- Hangul: 양만춘
- Hanja: 楊萬春
- RR: Yang Manchun
- MR: Yang Manch'un

= Yang Manch'un =

Goguryeo commander

Yang Manch'un is the name given to the Goguryeo commander of Ansi Fortress in the 640s. Ansi Fortress was located on the Goguryeo–Tang border, probably present-day Haicheng. Yang is sometimes credited with saving the kingdom by his successful defense against Tang Taizong.

==Name==
The real name of the defender of Ansi Fortress is unclear. Kim Pusik, in his Samguk Sagi (Chronicles of the Three Kingdoms), lamented that the name of the steadfast commander of Ansi Fortress was unknown:

Emperor Taizong of Tang was a prominent and intelligent ruler not commonly seen. He ended disturbances like Tang of Shang and King Wu of Zhou, and he governed with reason like King Cheng of Zhou and King Kang of Zhou. When he commanded armies, he had infinite strategies and had no rival. But when he attacked east, he was defeated at Ansi. Therefore, the defender of Ansi must have been a hero and also an unusually brilliant man. However, his name was lost to history. This is like how the Yangzi stated, "The name of that great official from the Qi-Lu region [(i.e., modern Shandong)] is lost to history." This is lamentable.
++++
JOB 1
Rewrite the paragraph of the Yang Manch'un article that begins "Yang Manch'un is the name given" in shorter form, keeping its main facts.
JOB 2
Edit the Yang Manch'un article by giving it again from the words "- Hangul: 양만춘" through the words "against Tang Taizong.", with "commander" changed to "general".
The data is separate material and is not part of the Yang Manch'un article.

PROVIDED DATA
++++
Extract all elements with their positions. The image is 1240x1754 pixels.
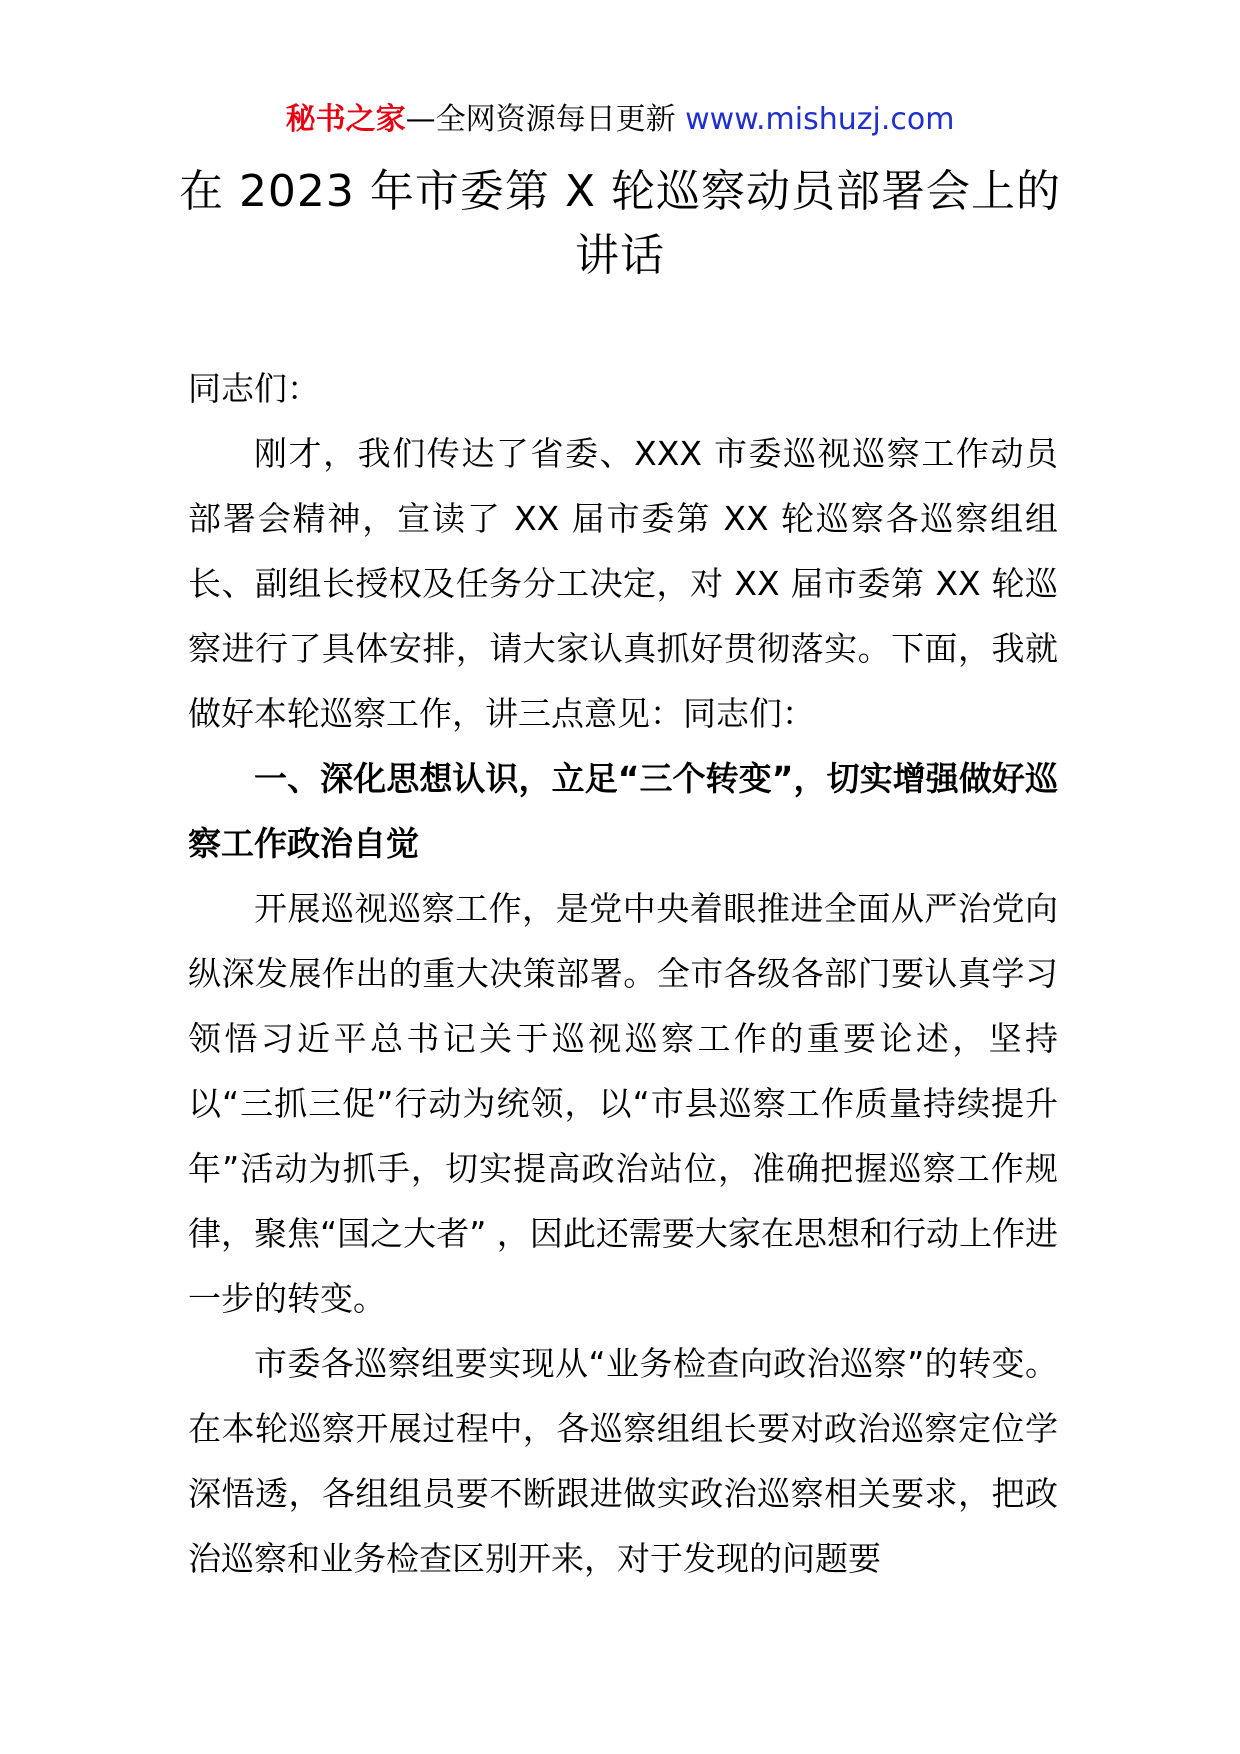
++++
EXERCISE RESULT 1
Yang Manch'un is the name attributed to the 640s Goguryeo commander of Ansi Fortress, which stood on the Goguryeo–Tang border, probably at present-day Haicheng. His successful defense against Tang Taizong is sometimes credited with saving the kingdom.

EXERCISE RESULT 2
- Hangul: 양만춘
- Hanja: 楊萬春
- RR: Yang Manchun
- MR: Yang Manch'un

= Yang Manch'un =

Goguryeo general

Yang Manch'un is the name given to the Goguryeo general of Ansi Fortress in the 640s. Ansi Fortress was located on the Goguryeo–Tang border, probably present-day Haicheng. Yang is sometimes credited with saving the kingdom by his successful defense against Tang Taizong.